Can you transcribe every line exactly and leave the pictures behind?

=-=-=-=-=

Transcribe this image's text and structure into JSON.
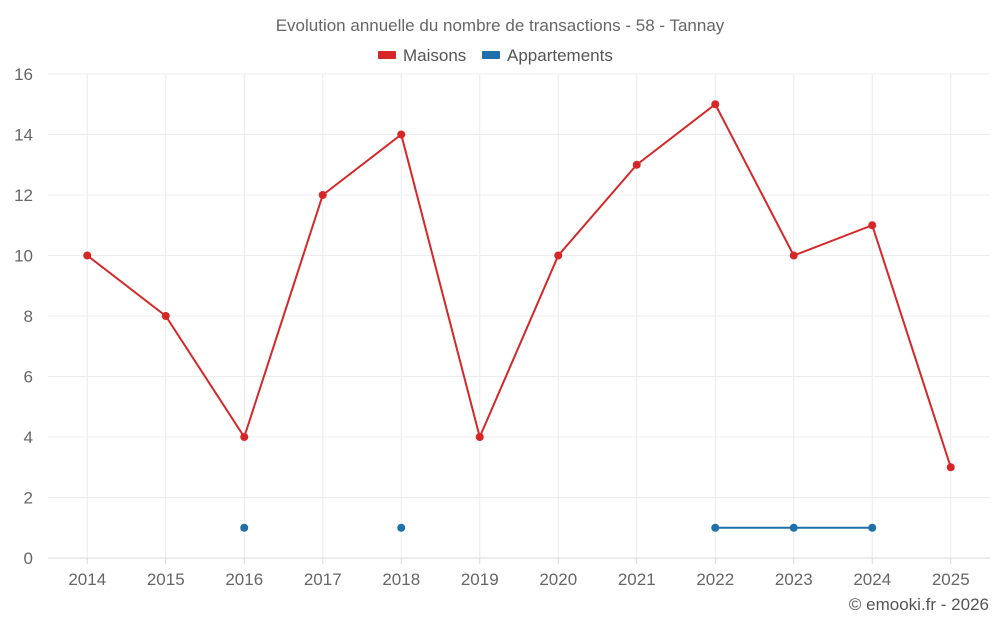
{
  "chart_data": {
    "type": "line",
    "title": "Evolution annuelle du nombre de transactions - 58 - Tannay",
    "categories": [
      "2014",
      "2015",
      "2016",
      "2017",
      "2018",
      "2019",
      "2020",
      "2021",
      "2022",
      "2023",
      "2024",
      "2025"
    ],
    "ylim": [
      0,
      16
    ],
    "yticks": [
      0,
      2,
      4,
      6,
      8,
      10,
      12,
      14,
      16
    ],
    "grid": true,
    "legend_position": "top-center",
    "xlabel": "",
    "ylabel": "",
    "series": [
      {
        "name": "Maisons",
        "color": "#d62728",
        "values": [
          10,
          8,
          4,
          12,
          14,
          4,
          10,
          13,
          15,
          10,
          11,
          3
        ]
      },
      {
        "name": "Appartements",
        "color": "#1f6fa8",
        "values": [
          null,
          null,
          1,
          null,
          1,
          null,
          null,
          null,
          1,
          1,
          1,
          null
        ]
      }
    ]
  },
  "credit": "© emooki.fr - 2026"
}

=-=-=-=-=

* _Exercise result_
Transcribe this image's text and structure into JSON.
{
  "chart_data": {
    "type": "line",
    "title": "Evolution annuelle du nombre de transactions - 58 - Tannay",
    "categories": [
      "2014",
      "2015",
      "2016",
      "2017",
      "2018",
      "2019",
      "2020",
      "2021",
      "2022",
      "2023",
      "2024",
      "2025"
    ],
    "ylim": [
      0,
      16
    ],
    "yticks": [
      0,
      2,
      4,
      6,
      8,
      10,
      12,
      14,
      16
    ],
    "grid": true,
    "legend_position": "top-center",
    "xlabel": "",
    "ylabel": "",
    "series": [
      {
        "name": "Maisons",
        "color": "#d62728",
        "values": [
          10,
          8,
          4,
          12,
          14,
          4,
          10,
          13,
          15,
          10,
          11,
          3
        ]
      },
      {
        "name": "Appartements",
        "color": "#1f6fa8",
        "values": [
          null,
          null,
          1,
          null,
          1,
          null,
          null,
          null,
          1,
          1,
          1,
          null
        ]
      }
    ]
  },
  "credit": "© emooki.fr - 2026"
}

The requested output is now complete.